### Work to complete
a) From the essay on teachers, repeat the part from "A pseudo-feminist teacher" to "to create misogynists?" word for word.
b) In the essay on teachers, why does the writer think being exceptional people is what made some educators good teachers or principals? Answer in one to three sentences.
c) Carry on the essay on teachers from where it stops, in the same voice.

### Passage shown
- - -

Extraordinary leeway is awarded by society to teachers when it comes to tolerance of their being authoritative while being wrong, without considering the impact to student morale and the diminished quality of education thus meted out and its greater impact on society.
I have come across educators who have been exceptional people, which I believe is what made them good teachers or principals, as students imbibe more from a teacher’s actions than their words. When actions don’t corroborate words, then comes disillusionment.
One of my first memories: I once found a wad of money while picking litter from the school grounds, which I dutifully handed to the supervising teacher, specifically stating that someone might have lost it. The teacher shamelessly pocketed the money right before my eyes! The incident has stayed with me for several decades as I write this. I had the morals to not keep the money, but a teacher who is supposed to be one teaching them had none.
The most consistent issue I have encountered with educators is ego. I have experienced, seen or heard of everything from a student being reprimanded, to being hit or caned, because a student bruised a teacher’s ego. The other teachers, support staff, vice principal and principal all have each other’s backs in their self-contained ecosystem, whereby they lose all respect, as students are very perceptive. Whereas outside the school, power is divested between the police, judge, jury and prison warden. A judge would not be automatically inclined to issue a warrant just because a police officer believes someone committed an offence and as such are held to a much higher standard of conduct.
Often teachers become loud, obnoxious and obstinate in the face of reason, in an attempt to assert their authority. The only thing it affirms is their frail ego, insecurity and poor character. Personal baggage is likely another form of low sense of self worth and corresponding efforts to feel good about oneself, that results in the unfair treatment of students.
A pseudo-feminist teacher reprimanded a male student for so much as defending himself from a larger, tougher and older female bully, stating that a boy can hit a boy, a girl can hit a girl, a girl can hit a boy [and they would look away], but never can a boy hit a girl no matter how extenuating the circumstances. Does that not just go to create misogynists?

- - -

### Recorded data
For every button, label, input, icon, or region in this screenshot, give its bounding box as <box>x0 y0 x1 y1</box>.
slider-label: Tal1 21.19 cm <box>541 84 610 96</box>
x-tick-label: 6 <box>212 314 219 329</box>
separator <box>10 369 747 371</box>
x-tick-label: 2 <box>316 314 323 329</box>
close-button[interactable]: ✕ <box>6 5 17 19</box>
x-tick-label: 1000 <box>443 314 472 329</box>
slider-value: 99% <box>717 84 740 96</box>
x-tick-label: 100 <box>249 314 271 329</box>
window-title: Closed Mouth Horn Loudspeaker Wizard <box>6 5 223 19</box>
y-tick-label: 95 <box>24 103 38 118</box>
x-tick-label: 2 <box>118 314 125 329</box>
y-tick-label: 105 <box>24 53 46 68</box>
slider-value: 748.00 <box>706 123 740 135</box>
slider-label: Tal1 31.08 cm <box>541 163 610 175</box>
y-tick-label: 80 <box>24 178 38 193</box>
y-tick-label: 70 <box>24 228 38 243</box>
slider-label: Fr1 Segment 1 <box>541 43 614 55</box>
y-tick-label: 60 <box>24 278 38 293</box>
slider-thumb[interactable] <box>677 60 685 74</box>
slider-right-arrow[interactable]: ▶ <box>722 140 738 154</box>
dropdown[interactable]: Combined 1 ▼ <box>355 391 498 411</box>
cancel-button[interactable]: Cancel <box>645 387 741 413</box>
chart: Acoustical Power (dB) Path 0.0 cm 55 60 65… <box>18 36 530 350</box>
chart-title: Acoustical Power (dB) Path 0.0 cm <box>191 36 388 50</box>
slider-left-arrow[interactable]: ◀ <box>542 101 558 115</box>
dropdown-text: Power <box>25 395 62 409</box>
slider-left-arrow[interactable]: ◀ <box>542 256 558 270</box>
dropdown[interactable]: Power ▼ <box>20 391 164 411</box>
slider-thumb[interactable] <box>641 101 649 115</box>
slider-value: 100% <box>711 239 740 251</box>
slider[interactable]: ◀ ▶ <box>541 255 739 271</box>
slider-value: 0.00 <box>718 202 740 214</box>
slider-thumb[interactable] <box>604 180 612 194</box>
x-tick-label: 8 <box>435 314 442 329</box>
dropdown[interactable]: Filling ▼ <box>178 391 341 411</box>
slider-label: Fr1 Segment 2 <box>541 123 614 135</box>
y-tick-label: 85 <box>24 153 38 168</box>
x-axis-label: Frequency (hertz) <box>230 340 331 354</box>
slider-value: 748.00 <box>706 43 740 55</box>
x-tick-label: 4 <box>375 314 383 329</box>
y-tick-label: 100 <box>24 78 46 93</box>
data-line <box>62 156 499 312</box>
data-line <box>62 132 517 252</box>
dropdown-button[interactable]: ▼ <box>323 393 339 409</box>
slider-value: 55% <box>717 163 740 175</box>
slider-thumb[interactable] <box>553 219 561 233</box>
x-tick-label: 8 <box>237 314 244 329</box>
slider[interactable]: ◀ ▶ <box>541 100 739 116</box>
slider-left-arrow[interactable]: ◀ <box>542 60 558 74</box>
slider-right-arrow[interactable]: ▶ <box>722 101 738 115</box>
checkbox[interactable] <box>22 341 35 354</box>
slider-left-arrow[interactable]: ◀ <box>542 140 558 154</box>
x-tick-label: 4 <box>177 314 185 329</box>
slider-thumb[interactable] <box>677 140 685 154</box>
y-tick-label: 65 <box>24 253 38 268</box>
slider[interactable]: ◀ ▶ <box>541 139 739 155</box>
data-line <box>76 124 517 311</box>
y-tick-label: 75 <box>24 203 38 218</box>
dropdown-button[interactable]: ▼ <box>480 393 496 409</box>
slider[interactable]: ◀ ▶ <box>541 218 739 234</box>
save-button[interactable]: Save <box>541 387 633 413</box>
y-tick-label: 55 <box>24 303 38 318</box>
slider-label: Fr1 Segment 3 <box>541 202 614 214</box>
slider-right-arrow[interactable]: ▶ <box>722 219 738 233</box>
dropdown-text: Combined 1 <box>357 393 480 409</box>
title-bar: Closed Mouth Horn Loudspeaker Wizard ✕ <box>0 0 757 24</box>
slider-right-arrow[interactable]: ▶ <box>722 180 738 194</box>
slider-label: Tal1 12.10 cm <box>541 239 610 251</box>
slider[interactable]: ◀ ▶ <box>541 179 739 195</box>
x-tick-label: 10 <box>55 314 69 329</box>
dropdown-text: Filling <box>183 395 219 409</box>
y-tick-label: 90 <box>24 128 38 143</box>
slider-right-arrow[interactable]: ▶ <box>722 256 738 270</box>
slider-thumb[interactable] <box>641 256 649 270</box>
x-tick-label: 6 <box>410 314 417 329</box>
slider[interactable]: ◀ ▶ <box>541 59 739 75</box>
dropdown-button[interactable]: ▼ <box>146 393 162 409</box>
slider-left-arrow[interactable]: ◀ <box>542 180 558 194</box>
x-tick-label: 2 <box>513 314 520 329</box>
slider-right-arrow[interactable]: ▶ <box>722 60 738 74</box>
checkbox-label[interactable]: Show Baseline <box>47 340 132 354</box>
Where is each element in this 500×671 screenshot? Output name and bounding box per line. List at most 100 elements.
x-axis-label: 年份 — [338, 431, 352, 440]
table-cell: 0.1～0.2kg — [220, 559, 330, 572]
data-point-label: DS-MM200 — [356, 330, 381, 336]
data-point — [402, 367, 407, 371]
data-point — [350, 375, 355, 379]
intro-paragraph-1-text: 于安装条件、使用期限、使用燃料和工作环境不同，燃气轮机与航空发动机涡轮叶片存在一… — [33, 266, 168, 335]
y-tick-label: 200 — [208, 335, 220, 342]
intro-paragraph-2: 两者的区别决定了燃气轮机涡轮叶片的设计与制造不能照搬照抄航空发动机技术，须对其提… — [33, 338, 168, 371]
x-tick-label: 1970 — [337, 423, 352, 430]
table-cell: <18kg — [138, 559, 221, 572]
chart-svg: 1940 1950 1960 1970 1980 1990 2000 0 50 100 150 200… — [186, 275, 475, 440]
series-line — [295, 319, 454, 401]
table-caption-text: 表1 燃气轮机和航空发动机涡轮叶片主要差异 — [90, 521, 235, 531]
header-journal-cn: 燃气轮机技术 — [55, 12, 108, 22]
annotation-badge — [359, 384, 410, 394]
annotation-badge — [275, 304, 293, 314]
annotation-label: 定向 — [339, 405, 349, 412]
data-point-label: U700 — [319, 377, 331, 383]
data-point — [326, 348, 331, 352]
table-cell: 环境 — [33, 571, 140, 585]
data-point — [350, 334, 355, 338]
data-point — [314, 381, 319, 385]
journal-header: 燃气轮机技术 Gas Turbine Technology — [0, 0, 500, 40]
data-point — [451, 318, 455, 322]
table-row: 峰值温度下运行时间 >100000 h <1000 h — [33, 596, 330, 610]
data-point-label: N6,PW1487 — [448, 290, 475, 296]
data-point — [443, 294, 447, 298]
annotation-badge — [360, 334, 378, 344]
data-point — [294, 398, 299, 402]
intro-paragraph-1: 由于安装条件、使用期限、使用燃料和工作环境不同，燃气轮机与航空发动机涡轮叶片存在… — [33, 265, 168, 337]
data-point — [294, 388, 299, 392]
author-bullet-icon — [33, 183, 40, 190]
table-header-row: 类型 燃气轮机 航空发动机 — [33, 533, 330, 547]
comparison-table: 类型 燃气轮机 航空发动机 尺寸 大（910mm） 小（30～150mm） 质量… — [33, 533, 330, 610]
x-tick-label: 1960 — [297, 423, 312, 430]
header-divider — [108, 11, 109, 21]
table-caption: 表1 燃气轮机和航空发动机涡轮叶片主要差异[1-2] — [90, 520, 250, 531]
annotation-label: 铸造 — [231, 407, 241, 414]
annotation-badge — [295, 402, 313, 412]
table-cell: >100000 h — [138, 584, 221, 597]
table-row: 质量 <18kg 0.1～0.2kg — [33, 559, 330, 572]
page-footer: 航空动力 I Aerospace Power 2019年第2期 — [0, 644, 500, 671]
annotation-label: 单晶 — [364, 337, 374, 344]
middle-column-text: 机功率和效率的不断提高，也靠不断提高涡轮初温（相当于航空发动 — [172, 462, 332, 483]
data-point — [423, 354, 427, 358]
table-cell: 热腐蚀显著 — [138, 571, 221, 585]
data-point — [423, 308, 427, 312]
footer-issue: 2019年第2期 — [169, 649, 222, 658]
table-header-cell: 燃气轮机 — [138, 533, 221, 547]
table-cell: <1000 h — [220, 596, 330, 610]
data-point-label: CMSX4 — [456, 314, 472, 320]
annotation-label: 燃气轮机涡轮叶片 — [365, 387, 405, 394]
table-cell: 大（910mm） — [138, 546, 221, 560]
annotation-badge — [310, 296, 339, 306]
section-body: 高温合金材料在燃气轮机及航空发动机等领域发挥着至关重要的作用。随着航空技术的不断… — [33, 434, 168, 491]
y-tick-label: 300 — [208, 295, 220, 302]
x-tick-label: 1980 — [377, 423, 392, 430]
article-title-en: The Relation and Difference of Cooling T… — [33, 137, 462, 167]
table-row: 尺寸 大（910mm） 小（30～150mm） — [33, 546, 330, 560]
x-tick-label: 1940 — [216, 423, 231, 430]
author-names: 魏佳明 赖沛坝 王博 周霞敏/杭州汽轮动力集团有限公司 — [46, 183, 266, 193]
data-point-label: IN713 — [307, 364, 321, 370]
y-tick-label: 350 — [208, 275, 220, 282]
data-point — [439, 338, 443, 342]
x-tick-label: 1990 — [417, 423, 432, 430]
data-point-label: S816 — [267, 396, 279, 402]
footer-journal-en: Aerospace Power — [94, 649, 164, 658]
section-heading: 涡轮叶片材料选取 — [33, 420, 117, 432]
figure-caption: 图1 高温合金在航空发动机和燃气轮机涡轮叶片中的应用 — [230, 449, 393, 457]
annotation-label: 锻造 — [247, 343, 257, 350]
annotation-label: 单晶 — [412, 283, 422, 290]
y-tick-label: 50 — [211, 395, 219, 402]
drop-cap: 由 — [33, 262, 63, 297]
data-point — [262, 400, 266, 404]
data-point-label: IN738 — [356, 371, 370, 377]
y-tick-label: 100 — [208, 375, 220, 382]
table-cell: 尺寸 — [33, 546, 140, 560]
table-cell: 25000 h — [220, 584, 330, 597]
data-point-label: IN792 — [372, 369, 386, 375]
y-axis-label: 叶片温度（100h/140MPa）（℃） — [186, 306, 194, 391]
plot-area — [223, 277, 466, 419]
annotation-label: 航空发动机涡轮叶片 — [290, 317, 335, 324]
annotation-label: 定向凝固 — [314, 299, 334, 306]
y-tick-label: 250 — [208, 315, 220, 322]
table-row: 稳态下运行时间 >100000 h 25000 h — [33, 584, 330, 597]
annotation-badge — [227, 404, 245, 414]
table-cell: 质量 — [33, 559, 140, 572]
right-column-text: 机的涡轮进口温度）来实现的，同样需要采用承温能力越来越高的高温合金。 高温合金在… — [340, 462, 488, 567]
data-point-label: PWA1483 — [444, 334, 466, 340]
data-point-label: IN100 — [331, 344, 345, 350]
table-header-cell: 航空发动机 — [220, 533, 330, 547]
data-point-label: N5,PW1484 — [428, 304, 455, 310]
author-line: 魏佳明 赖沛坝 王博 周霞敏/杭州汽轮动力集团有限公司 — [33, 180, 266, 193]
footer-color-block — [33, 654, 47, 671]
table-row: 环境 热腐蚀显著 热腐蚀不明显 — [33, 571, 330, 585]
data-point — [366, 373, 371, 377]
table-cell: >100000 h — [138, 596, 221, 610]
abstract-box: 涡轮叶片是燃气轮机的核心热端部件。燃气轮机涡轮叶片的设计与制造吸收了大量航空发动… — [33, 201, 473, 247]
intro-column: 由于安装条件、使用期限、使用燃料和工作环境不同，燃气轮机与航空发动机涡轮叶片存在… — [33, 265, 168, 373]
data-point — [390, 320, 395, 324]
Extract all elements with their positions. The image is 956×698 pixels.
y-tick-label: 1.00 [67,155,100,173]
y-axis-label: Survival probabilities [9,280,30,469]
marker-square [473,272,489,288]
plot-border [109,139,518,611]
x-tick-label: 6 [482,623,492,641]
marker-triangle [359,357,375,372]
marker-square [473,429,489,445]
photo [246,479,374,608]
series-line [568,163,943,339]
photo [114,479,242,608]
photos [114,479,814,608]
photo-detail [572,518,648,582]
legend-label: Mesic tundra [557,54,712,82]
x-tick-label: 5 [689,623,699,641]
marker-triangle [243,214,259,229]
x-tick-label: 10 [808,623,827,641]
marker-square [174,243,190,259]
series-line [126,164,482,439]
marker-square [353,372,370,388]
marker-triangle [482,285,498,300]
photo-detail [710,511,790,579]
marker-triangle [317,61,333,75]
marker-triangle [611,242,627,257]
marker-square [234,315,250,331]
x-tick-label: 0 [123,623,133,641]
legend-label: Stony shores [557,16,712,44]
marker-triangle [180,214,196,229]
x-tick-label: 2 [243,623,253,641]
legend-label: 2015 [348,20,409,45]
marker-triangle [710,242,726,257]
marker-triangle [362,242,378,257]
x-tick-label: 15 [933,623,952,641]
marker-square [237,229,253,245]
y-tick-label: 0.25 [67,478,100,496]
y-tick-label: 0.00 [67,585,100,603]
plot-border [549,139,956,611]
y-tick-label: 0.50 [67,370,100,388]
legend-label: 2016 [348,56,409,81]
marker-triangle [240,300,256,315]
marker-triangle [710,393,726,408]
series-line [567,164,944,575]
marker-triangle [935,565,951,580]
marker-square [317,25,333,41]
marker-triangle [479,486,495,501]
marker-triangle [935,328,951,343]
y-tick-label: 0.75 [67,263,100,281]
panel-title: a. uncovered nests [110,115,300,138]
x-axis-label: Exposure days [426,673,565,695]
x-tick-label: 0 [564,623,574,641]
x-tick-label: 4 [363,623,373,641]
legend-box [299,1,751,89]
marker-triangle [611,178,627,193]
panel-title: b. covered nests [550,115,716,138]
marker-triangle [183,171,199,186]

- - -

### Answers for the exercise
a)
A pseudo-feminist teacher reprimanded a male student for so much as defending himself from a larger, tougher and older female bully, stating that a boy can hit a boy, a girl can hit a girl, a girl can hit a boy [and they would look away], but never can a boy hit a girl no matter how extenuating the circumstances. Does that not just go to create misogynists?

b) Students take in more from a teacher's actions than from their words. When a teacher's actions don't back up what they say, students become disillusioned.

c)
Another teacher viewed an innocent drawing of a girl, reproduced from an anime character, as being, “degrading to women” and asked the student to change it; whereas when shown to another, older teacher, as a [true] feminist she had absolutely no issue with it. As a consequence of telling on the teacher, the teacher prohibited the student from ever handing in reproduced art for her class. This once again demonstrates that the student always pays for the teacher’s insecurities. A female teacher who carries her sentiments with respect to patriarchy to school and punishes students to feel superior, is what is really degrading to women.
Picking on a student is extremely abusive. If a student disobeys, a teacher makes his life miserable. A student used a laptop to accomplish a task instead of paper. The teacher retaliated with revoking his privilege to eat or drink anything (except water) or listen to music, or talk in class. Yes, the student should be following instructions, but the teacher should not be punishing him with power play either.
Teachers seem to forget that it is us taxpayers that put food on their table, and they not only fail to do their job of giving our children a quality education that includes imparting good human values, but are also abusive and hurtful towards and disillusion them. Being rude to students seems to be the norm, like they are cattle to be herded, not young people with feelings that get hurt. Like a student said in jest, “You [the teacher] are like the dominatrix that is paid to dominate us at school”.
It’s said that “power corrupts”, but actually it’s more true that power attracts the corruptible. The sane are usually attracted by other things than power.
David Brin
Why then are we surprised when world leaders act authoritarian with total disregard of democratic process; considering they are products of the education system and as such are merely modelled after their educators?